*YOUR TASK*
Search the data for the word "aujourd" and copy every line that contains it.

Figure data in JSON
↓
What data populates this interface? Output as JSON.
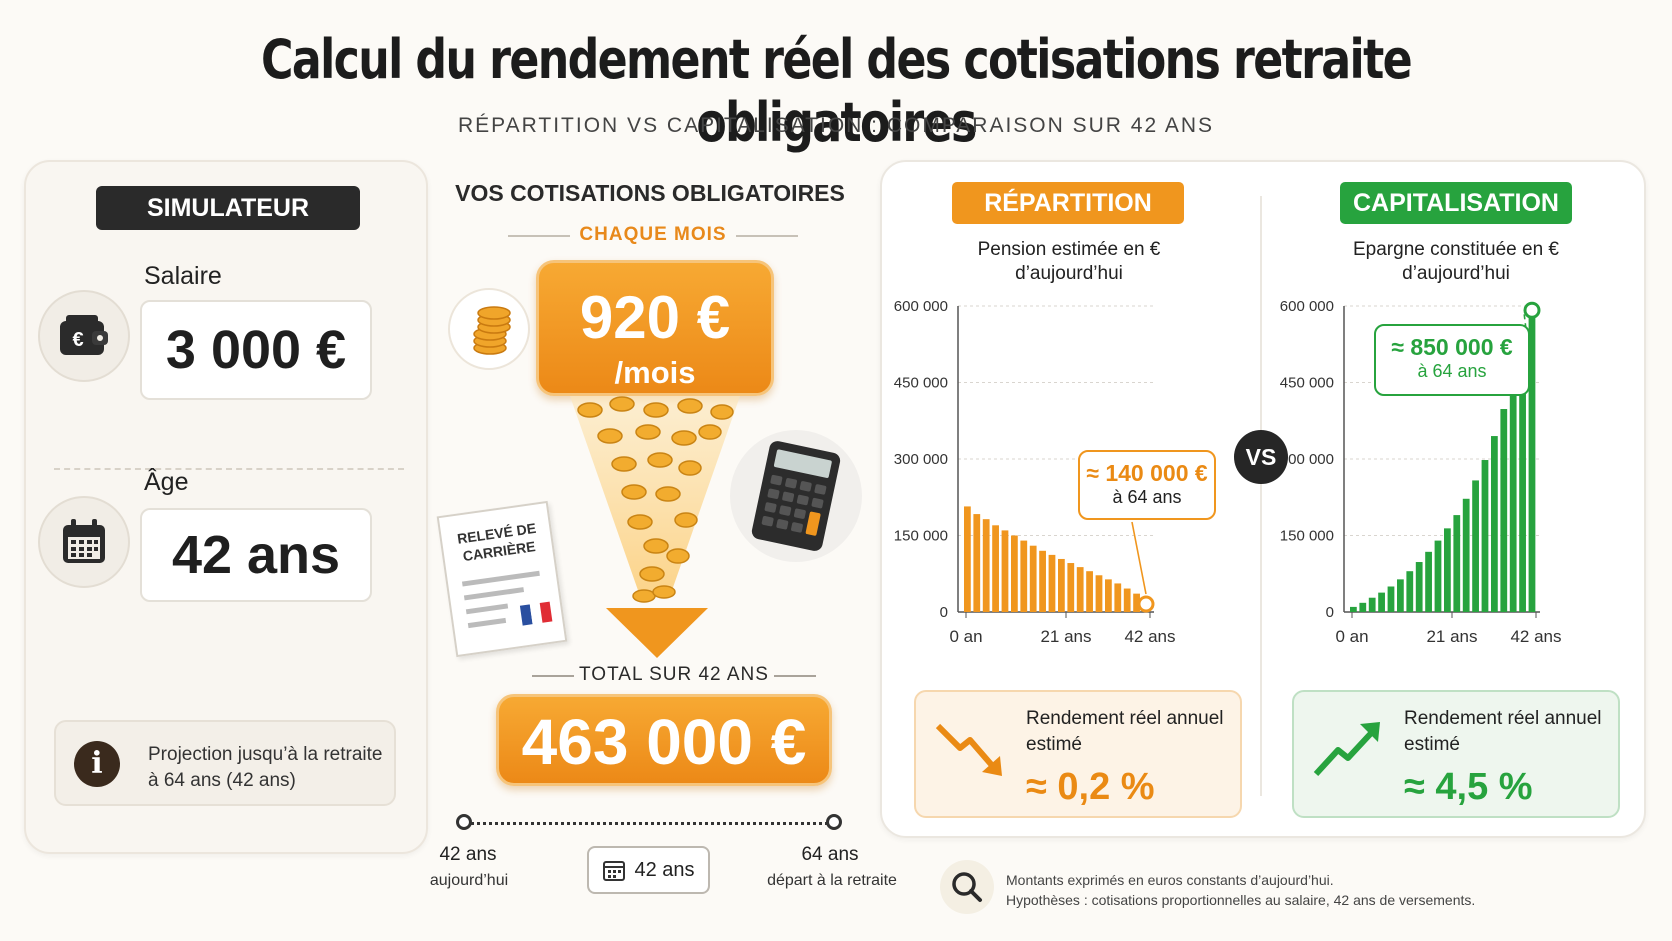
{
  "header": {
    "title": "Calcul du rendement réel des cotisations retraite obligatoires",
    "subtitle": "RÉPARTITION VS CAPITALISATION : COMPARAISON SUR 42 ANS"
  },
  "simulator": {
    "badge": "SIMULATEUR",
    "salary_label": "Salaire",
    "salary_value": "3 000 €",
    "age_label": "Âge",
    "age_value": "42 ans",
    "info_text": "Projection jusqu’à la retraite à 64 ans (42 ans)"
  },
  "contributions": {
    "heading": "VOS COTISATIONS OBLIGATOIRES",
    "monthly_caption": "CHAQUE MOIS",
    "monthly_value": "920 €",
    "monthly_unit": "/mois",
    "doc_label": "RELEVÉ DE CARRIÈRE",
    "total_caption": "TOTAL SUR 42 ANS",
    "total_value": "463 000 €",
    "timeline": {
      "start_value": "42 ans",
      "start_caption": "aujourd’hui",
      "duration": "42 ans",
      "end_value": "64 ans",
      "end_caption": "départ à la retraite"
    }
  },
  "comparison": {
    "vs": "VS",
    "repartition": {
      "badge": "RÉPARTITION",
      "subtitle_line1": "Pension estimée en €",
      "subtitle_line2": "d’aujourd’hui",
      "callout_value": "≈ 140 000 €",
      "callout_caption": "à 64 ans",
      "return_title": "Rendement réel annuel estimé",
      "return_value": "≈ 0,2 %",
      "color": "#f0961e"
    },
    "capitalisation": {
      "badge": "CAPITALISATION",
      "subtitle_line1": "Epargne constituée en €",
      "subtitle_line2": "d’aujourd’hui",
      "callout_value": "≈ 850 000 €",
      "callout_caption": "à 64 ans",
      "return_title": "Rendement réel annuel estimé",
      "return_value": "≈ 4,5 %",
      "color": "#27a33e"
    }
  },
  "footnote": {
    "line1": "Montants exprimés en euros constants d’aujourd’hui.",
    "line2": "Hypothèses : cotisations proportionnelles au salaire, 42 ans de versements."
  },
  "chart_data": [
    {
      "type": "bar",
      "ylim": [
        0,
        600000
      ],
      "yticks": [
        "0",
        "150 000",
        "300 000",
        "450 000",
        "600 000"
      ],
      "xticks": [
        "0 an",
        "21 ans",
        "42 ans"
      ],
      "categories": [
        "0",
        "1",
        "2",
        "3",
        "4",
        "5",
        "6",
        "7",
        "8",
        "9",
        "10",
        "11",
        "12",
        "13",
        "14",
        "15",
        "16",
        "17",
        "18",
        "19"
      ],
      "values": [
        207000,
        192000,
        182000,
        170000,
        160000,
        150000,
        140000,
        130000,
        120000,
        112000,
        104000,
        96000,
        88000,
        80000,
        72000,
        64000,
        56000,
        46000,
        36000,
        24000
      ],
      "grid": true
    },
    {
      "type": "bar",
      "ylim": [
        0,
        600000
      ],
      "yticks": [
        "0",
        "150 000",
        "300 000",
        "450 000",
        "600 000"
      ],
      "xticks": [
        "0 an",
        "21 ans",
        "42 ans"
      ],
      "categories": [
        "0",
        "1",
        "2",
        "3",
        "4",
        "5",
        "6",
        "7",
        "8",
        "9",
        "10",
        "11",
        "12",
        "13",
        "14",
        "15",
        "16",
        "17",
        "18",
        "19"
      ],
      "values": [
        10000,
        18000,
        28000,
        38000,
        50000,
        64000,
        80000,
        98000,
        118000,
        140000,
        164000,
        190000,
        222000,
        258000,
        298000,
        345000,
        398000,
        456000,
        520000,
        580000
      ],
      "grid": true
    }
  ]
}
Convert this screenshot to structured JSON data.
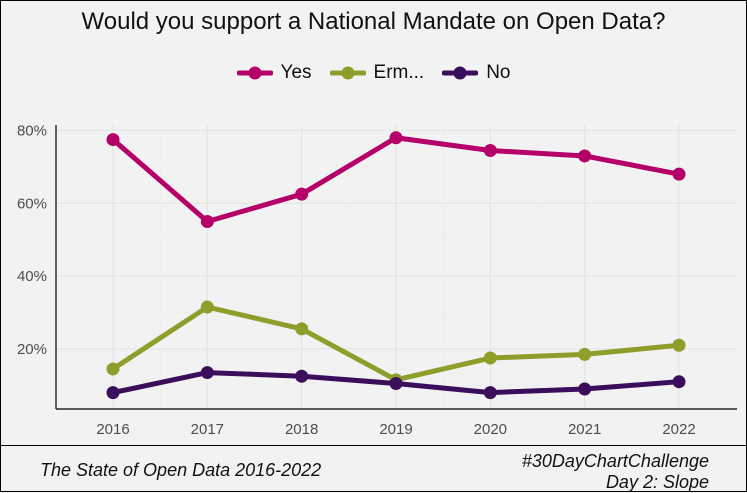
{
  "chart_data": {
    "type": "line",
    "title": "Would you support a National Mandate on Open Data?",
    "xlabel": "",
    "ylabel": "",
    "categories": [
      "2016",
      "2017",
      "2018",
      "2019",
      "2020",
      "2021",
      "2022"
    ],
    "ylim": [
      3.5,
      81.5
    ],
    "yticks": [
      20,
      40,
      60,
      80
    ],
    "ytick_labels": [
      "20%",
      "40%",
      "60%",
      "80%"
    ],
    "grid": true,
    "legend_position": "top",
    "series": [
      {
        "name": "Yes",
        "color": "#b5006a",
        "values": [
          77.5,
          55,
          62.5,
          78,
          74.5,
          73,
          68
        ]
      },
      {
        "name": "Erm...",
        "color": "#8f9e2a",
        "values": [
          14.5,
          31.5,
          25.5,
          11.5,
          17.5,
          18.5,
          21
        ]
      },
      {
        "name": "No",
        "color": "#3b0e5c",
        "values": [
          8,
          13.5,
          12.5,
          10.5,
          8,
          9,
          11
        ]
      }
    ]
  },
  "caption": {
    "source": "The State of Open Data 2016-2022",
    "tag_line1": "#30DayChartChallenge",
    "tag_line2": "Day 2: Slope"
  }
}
↑
*ANSWER TO THIS TASK*
      "start_caption": "aujourd’hui",
      "subtitle_line2": "d’aujourd’hui",
      "subtitle_line2": "d’aujourd’hui",
    "line1": "Montants exprimés en euros constants d’aujourd’hui.",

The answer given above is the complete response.